- WORK INSTRUCTIONS: Transcribe the entries below exactly.

- DATA SHOWN:
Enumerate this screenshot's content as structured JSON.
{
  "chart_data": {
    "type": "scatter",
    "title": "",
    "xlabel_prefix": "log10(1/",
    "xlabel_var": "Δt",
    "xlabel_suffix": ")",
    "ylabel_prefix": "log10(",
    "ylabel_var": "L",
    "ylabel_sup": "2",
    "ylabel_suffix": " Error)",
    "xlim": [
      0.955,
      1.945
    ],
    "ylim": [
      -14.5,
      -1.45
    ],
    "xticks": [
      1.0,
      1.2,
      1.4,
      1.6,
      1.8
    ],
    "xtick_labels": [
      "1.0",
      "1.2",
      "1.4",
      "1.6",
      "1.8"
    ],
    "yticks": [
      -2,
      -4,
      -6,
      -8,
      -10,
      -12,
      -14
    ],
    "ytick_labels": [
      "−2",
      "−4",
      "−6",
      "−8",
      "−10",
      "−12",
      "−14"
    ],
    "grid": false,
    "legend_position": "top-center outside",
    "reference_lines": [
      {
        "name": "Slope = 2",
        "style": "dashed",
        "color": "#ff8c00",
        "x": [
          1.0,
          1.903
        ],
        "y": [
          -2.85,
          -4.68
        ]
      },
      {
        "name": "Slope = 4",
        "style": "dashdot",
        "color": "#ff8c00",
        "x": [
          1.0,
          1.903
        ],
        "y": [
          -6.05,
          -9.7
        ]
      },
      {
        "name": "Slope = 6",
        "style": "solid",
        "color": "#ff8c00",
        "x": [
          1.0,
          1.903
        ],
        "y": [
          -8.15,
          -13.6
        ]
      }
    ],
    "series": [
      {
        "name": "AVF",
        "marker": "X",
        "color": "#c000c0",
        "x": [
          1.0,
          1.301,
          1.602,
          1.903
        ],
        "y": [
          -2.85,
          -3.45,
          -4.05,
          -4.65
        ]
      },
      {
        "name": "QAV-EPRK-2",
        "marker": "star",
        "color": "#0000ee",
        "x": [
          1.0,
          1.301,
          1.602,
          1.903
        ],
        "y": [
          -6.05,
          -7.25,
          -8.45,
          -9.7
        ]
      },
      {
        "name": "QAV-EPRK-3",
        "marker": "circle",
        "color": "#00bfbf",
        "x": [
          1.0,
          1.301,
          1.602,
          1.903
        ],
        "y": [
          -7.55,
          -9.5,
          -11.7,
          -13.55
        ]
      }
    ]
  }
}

- ANSWER:
Enumerate this screenshot's content as structured JSON.
{
  "chart_data": {
    "type": "scatter",
    "title": "",
    "xlabel_prefix": "log10(1/",
    "xlabel_var": "Δt",
    "xlabel_suffix": ")",
    "ylabel_prefix": "log10(",
    "ylabel_var": "L",
    "ylabel_sup": "2",
    "ylabel_suffix": " Error)",
    "xlim": [
      0.955,
      1.945
    ],
    "ylim": [
      -14.5,
      -1.45
    ],
    "xticks": [
      1.0,
      1.2,
      1.4,
      1.6,
      1.8
    ],
    "xtick_labels": [
      "1.0",
      "1.2",
      "1.4",
      "1.6",
      "1.8"
    ],
    "yticks": [
      -2,
      -4,
      -6,
      -8,
      -10,
      -12,
      -14
    ],
    "ytick_labels": [
      "−2",
      "−4",
      "−6",
      "−8",
      "−10",
      "−12",
      "−14"
    ],
    "grid": false,
    "legend_position": "top-center outside",
    "reference_lines": [
      {
        "name": "Slope = 2",
        "style": "dashed",
        "color": "#ff8c00",
        "x": [
          1.0,
          1.903
        ],
        "y": [
          -2.85,
          -4.68
        ]
      },
      {
        "name": "Slope = 4",
        "style": "dashdot",
        "color": "#ff8c00",
        "x": [
          1.0,
          1.903
        ],
        "y": [
          -6.05,
          -9.7
        ]
      },
      {
        "name": "Slope = 6",
        "style": "solid",
        "color": "#ff8c00",
        "x": [
          1.0,
          1.903
        ],
        "y": [
          -8.15,
          -13.6
        ]
      }
    ],
    "series": [
      {
        "name": "AVF",
        "marker": "X",
        "color": "#c000c0",
        "x": [
          1.0,
          1.301,
          1.602,
          1.903
        ],
        "y": [
          -2.85,
          -3.45,
          -4.05,
          -4.65
        ]
      },
      {
        "name": "QAV-EPRK-2",
        "marker": "star",
        "color": "#0000ee",
        "x": [
          1.0,
          1.301,
          1.602,
          1.903
        ],
        "y": [
          -6.05,
          -7.25,
          -8.45,
          -9.7
        ]
      },
      {
        "name": "QAV-EPRK-3",
        "marker": "circle",
        "color": "#00bfbf",
        "x": [
          1.0,
          1.301,
          1.602,
          1.903
        ],
        "y": [
          -7.55,
          -9.5,
          -11.7,
          -13.55
        ]
      }
    ]
  }
}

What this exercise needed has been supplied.